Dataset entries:
........

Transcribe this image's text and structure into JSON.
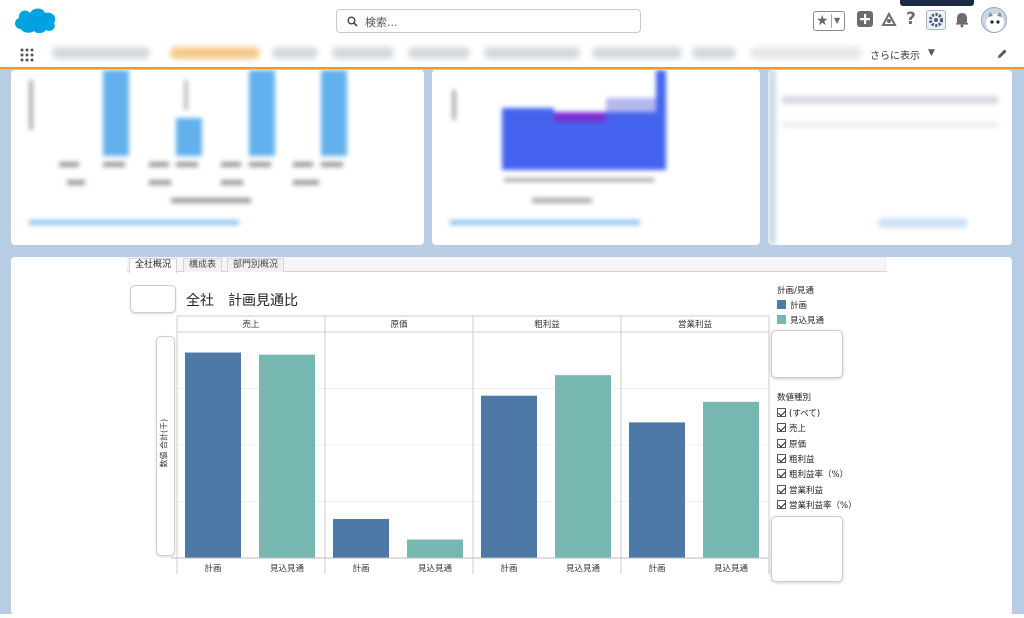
{
  "header": {
    "search_placeholder": "検索...",
    "brand_color": "#00a1e0"
  },
  "nav": {
    "more_label": "さらに表示",
    "accent": "#f39c12"
  },
  "main": {
    "tabs": [
      {
        "label": "全社概況",
        "active": true
      },
      {
        "label": "構成表",
        "active": false
      },
      {
        "label": "部門別概況",
        "active": false
      }
    ],
    "title": "全社　計画見通比",
    "legend1": {
      "title": "計画/見通",
      "items": [
        {
          "label": "計画",
          "color": "#4e79a7"
        },
        {
          "label": "見込見通",
          "color": "#76b7b2"
        }
      ]
    },
    "legend2": {
      "title": "数値種別",
      "items": [
        "(すべて)",
        "売上",
        "原価",
        "粗利益",
        "粗利益率（%）",
        "営業利益",
        "営業利益率（%）"
      ]
    }
  },
  "chart_data": {
    "type": "bar",
    "ylabel": "数値 合計(千)",
    "panels": [
      "売上",
      "原価",
      "粗利益",
      "営業利益"
    ],
    "categories": [
      "計画",
      "見込見通"
    ],
    "colors": [
      "#4e79a7",
      "#76b7b2"
    ],
    "values": [
      [
        100,
        99
      ],
      [
        19,
        9
      ],
      [
        79,
        89
      ],
      [
        66,
        76
      ]
    ],
    "ylim": [
      0,
      110
    ]
  }
}
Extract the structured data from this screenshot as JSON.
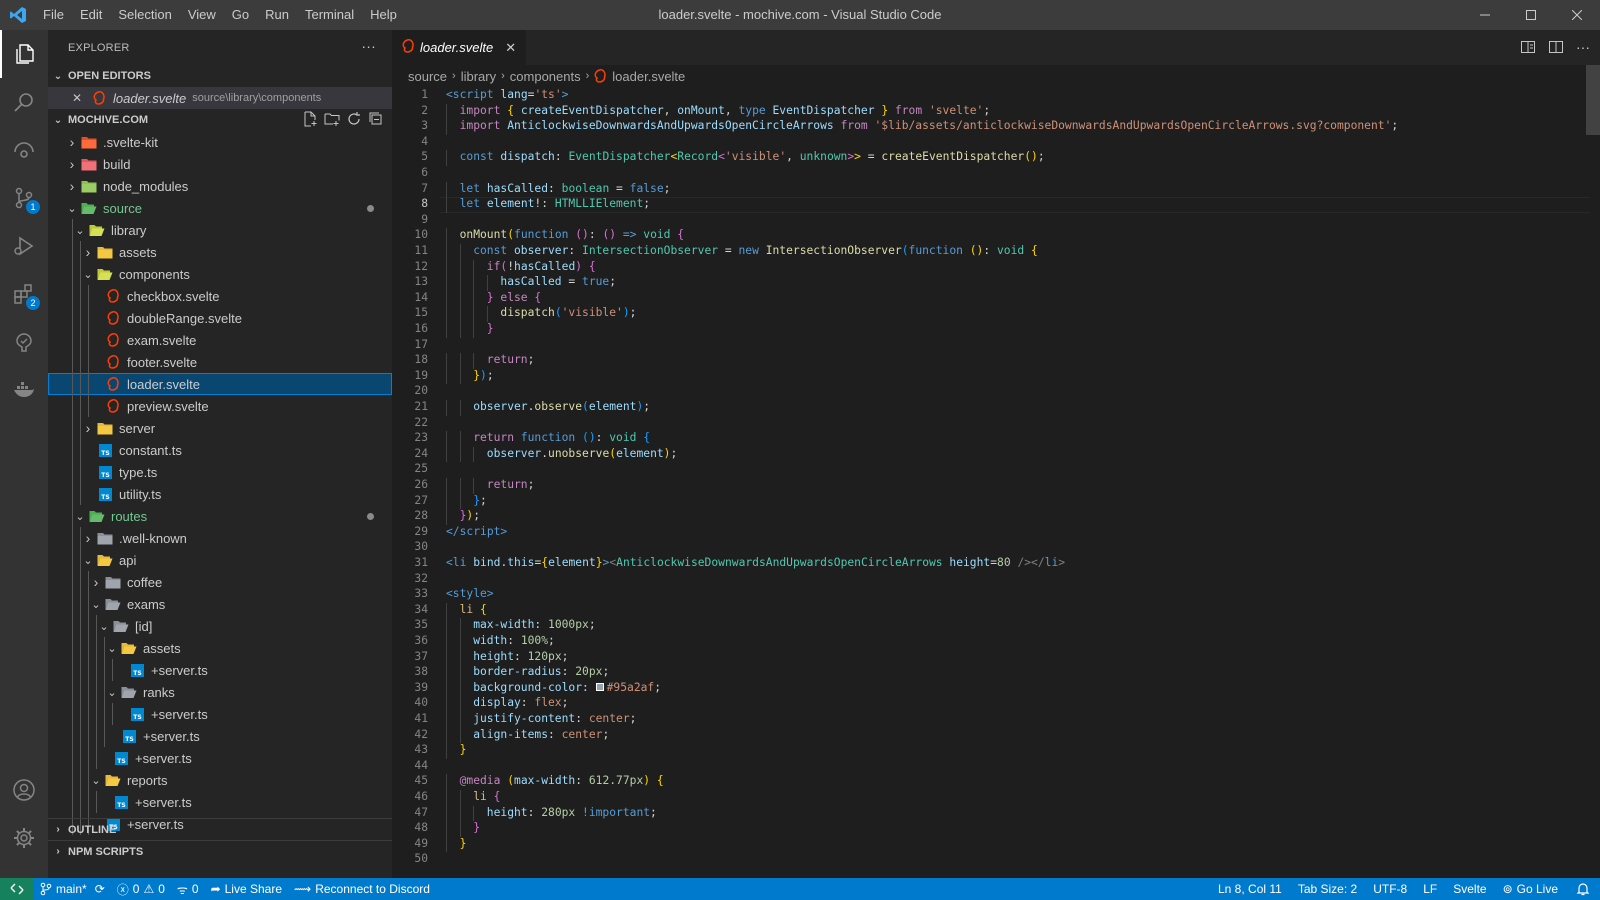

........

● To do
Go through the entries above and print each one exactly, minus the pictures.

● The reply
Transcribe this image's text and structure into JSON.
{
  "header": {
    "search_placeholder": "検索...",
    "brand_color": "#00a1e0"
  },
  "nav": {
    "more_label": "さらに表示",
    "accent": "#f39c12"
  },
  "main": {
    "tabs": [
      {
        "label": "全社概況",
        "active": true
      },
      {
        "label": "構成表",
        "active": false
      },
      {
        "label": "部門別概況",
        "active": false
      }
    ],
    "title": "全社　計画見通比",
    "legend1": {
      "title": "計画/見通",
      "items": [
        {
          "label": "計画",
          "color": "#4e79a7"
        },
        {
          "label": "見込見通",
          "color": "#76b7b2"
        }
      ]
    },
    "legend2": {
      "title": "数値種別",
      "items": [
        "(すべて)",
        "売上",
        "原価",
        "粗利益",
        "粗利益率（%）",
        "営業利益",
        "営業利益率（%）"
      ]
    }
  },
  "chart_data": {
    "type": "bar",
    "ylabel": "数値 合計(千)",
    "panels": [
      "売上",
      "原価",
      "粗利益",
      "営業利益"
    ],
    "categories": [
      "計画",
      "見込見通"
    ],
    "colors": [
      "#4e79a7",
      "#76b7b2"
    ],
    "values": [
      [
        100,
        99
      ],
      [
        19,
        9
      ],
      [
        79,
        89
      ],
      [
        66,
        76
      ]
    ],
    "ylim": [
      0,
      110
    ]
  }
}
Extract the structured data from this screenshot as JSON.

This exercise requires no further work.